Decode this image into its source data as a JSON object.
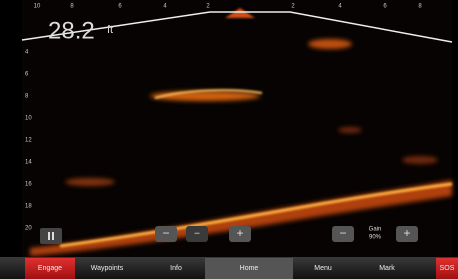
{
  "depth": {
    "value": "28.2",
    "unit": "ft"
  },
  "top_scale": [
    "10",
    "8",
    "6",
    "4",
    "2",
    "2",
    "4",
    "6",
    "8"
  ],
  "depth_scale": [
    "4",
    "6",
    "8",
    "10",
    "12",
    "14",
    "16",
    "18",
    "20"
  ],
  "controls": {
    "gain_label": "Gain",
    "gain_value": "90%"
  },
  "menu": [
    "Engage",
    "Waypoints",
    "Info",
    "Home",
    "Menu",
    "Mark",
    "SOS"
  ]
}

______________________________

What this task involves
Return every line of the records exactly as given, pictures excluded.

Written reply
Decode this image into its source data as a JSON object.
{
  "depth": {
    "value": "28.2",
    "unit": "ft"
  },
  "top_scale": [
    "10",
    "8",
    "6",
    "4",
    "2",
    "2",
    "4",
    "6",
    "8"
  ],
  "depth_scale": [
    "4",
    "6",
    "8",
    "10",
    "12",
    "14",
    "16",
    "18",
    "20"
  ],
  "controls": {
    "gain_label": "Gain",
    "gain_value": "90%"
  },
  "menu": [
    "Engage",
    "Waypoints",
    "Info",
    "Home",
    "Menu",
    "Mark",
    "SOS"
  ]
}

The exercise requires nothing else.